Entries shown:
▼

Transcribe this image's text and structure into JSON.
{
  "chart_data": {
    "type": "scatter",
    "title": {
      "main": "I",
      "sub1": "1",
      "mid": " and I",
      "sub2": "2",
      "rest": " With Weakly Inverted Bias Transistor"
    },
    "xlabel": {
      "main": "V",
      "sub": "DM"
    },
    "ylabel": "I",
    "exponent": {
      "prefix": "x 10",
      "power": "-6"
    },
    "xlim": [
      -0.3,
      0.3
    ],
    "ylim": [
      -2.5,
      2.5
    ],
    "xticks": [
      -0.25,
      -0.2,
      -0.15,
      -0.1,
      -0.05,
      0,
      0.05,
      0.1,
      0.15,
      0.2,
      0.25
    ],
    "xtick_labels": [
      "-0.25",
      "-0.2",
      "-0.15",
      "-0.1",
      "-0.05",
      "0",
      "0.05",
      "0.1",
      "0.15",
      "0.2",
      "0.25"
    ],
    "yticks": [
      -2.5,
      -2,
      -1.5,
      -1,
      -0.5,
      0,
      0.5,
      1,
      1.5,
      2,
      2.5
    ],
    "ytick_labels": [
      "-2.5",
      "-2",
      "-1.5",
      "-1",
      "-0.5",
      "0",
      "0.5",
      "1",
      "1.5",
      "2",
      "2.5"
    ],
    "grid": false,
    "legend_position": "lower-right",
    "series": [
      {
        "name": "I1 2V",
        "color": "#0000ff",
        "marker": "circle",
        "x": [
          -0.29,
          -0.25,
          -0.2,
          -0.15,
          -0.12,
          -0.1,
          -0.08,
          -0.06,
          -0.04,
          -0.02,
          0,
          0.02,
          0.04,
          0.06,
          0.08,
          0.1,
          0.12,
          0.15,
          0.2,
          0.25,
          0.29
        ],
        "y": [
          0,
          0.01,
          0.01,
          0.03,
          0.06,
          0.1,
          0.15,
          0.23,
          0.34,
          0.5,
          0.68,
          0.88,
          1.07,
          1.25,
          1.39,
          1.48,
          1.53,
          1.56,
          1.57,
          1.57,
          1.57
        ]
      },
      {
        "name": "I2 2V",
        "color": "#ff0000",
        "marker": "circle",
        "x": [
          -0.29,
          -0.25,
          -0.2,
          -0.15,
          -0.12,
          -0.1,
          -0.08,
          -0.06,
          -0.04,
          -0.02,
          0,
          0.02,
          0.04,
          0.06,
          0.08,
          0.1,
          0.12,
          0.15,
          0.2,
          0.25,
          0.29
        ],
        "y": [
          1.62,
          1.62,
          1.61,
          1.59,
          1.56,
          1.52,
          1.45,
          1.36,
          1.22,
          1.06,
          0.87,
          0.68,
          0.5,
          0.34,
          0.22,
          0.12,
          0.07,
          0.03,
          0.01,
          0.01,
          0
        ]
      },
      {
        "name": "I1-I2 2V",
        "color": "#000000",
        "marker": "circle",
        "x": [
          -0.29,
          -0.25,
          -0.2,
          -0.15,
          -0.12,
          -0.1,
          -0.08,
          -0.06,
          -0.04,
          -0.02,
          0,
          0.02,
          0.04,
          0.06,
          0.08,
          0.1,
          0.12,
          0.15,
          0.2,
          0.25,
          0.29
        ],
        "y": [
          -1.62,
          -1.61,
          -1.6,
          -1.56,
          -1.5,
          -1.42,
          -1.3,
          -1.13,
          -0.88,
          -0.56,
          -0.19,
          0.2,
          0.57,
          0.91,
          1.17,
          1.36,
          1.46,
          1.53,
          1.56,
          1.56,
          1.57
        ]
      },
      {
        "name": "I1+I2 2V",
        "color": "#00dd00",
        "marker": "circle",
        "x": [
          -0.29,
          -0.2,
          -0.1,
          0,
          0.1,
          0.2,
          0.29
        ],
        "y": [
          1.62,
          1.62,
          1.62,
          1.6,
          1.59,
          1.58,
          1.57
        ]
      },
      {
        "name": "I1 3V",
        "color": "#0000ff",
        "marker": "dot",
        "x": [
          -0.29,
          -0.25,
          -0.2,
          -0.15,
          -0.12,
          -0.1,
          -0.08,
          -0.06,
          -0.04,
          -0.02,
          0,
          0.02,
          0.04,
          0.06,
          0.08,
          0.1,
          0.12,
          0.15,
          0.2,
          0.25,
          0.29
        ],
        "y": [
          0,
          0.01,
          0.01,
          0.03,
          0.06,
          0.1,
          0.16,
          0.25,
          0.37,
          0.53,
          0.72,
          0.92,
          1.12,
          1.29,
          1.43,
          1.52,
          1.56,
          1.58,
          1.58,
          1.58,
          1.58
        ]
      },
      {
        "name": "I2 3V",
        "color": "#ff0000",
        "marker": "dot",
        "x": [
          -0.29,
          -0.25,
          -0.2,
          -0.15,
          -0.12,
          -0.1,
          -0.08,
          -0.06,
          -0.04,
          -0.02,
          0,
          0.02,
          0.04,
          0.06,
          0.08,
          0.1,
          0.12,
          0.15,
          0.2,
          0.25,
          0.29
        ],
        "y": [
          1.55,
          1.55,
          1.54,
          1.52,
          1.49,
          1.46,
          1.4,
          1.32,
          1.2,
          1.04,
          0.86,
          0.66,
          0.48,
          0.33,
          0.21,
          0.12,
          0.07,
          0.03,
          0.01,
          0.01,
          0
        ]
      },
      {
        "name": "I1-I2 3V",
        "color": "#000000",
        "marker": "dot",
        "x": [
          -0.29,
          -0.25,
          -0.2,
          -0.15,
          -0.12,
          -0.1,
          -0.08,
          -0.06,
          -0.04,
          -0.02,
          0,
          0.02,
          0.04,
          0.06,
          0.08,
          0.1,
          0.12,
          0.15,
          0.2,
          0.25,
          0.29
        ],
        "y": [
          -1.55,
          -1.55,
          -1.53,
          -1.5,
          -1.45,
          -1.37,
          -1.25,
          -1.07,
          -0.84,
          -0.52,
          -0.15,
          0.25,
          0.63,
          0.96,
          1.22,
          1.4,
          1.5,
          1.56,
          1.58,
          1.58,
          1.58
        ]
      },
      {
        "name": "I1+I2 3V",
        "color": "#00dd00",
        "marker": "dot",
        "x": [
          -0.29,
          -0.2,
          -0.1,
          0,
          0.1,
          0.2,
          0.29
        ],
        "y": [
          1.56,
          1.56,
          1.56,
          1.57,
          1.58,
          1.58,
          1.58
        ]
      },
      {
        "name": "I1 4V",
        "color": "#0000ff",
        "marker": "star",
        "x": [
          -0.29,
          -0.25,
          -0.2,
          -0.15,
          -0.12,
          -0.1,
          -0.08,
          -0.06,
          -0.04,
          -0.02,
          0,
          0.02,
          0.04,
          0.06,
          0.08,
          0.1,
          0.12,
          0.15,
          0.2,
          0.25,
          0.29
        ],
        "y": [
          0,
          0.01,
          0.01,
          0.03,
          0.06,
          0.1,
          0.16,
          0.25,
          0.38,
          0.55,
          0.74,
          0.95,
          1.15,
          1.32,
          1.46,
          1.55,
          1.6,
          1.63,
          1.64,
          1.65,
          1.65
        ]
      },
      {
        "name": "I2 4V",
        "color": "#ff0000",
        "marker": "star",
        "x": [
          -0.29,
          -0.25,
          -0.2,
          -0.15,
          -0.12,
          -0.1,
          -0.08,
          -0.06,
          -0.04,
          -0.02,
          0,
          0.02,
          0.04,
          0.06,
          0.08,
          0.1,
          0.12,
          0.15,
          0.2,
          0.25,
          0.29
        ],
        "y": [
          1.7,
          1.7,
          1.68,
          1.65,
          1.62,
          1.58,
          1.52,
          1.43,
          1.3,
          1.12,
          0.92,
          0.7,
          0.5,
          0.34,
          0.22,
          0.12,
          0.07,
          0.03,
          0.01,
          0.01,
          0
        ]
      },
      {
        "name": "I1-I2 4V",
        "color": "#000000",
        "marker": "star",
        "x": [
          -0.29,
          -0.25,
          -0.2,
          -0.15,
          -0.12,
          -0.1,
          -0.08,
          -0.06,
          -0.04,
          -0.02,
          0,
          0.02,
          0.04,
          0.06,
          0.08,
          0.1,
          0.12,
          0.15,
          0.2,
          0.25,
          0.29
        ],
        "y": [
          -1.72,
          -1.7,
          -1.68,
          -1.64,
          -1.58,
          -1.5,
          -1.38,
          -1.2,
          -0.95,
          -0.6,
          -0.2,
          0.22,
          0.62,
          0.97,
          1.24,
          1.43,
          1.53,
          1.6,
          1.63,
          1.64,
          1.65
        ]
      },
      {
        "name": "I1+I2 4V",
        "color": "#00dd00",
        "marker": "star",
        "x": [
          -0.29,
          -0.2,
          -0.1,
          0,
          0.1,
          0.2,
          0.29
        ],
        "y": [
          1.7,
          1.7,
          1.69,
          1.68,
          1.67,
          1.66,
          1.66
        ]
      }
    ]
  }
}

▲

Directive: Pick every line with "name" in it and copy it.

Written response:
        "name": "I1 2V",
        "name": "I2 2V",
        "name": "I1-I2 2V",
        "name": "I1+I2 2V",
        "name": "I1 3V",
        "name": "I2 3V",
        "name": "I1-I2 3V",
        "name": "I1+I2 3V",
        "name": "I1 4V",
        "name": "I2 4V",
        "name": "I1-I2 4V",
        "name": "I1+I2 4V",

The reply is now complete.